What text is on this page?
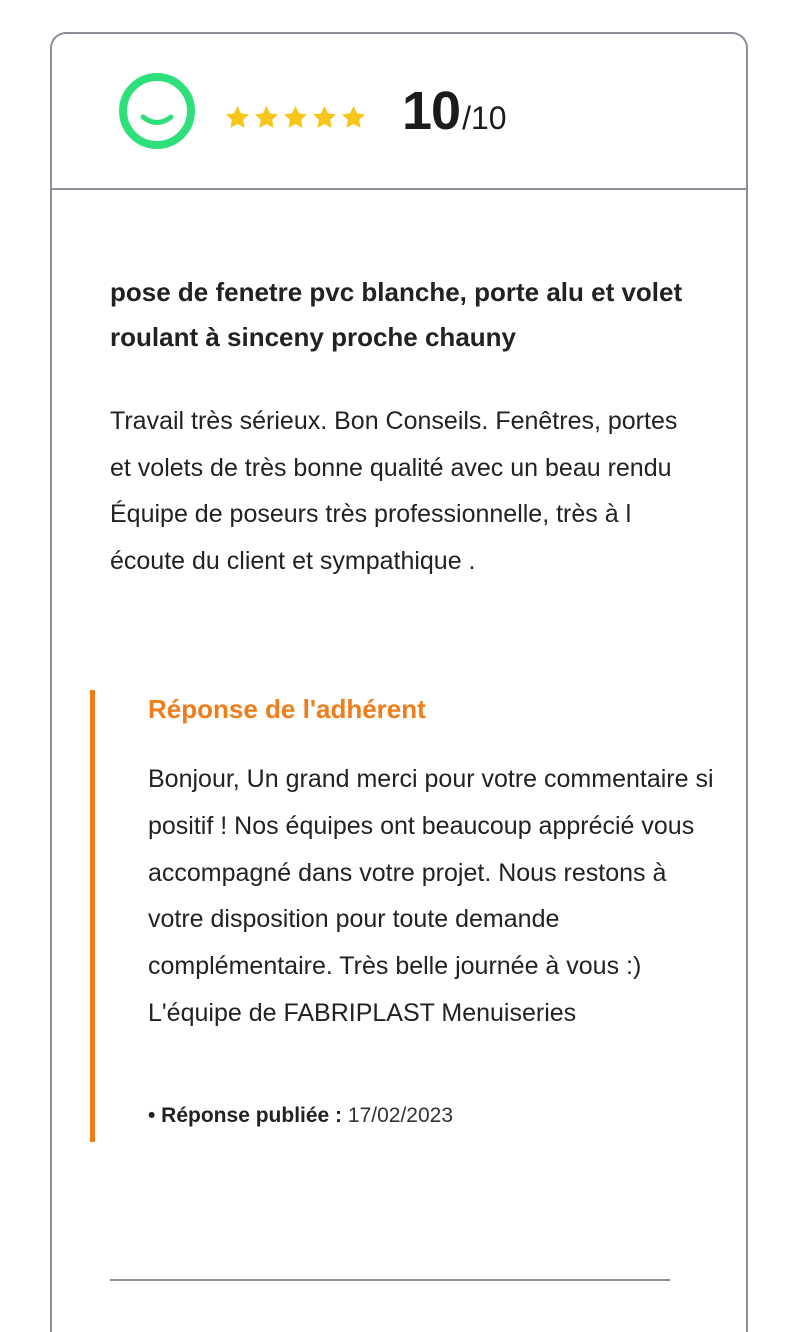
10 /10
pose de fenetre pvc blanche, porte alu et volet roulant à sinceny proche chauny

Travail très sérieux. Bon Conseils. Fenêtres, portes et volets de très bonne qualité avec un beau rendu Équipe de poseurs très professionnelle, très à l écoute du client et sympathique .

Réponse de l'adhérent

Bonjour, Un grand merci pour votre commentaire si positif ! Nos équipes ont beaucoup apprécié vous accompagné dans votre projet. Nous restons à votre disposition pour toute demande complémentaire. Très belle journée à vous :) L'équipe de FABRIPLAST Menuiseries

• Réponse publiée : 17/02/2023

+--

• _CHALLENGE_
Using the material above, copy every line in which the string "Réponse" occurs.

• _EXPECTED OUTPUT_
Réponse de l'adhérent
• Réponse publiée : 17/02/2023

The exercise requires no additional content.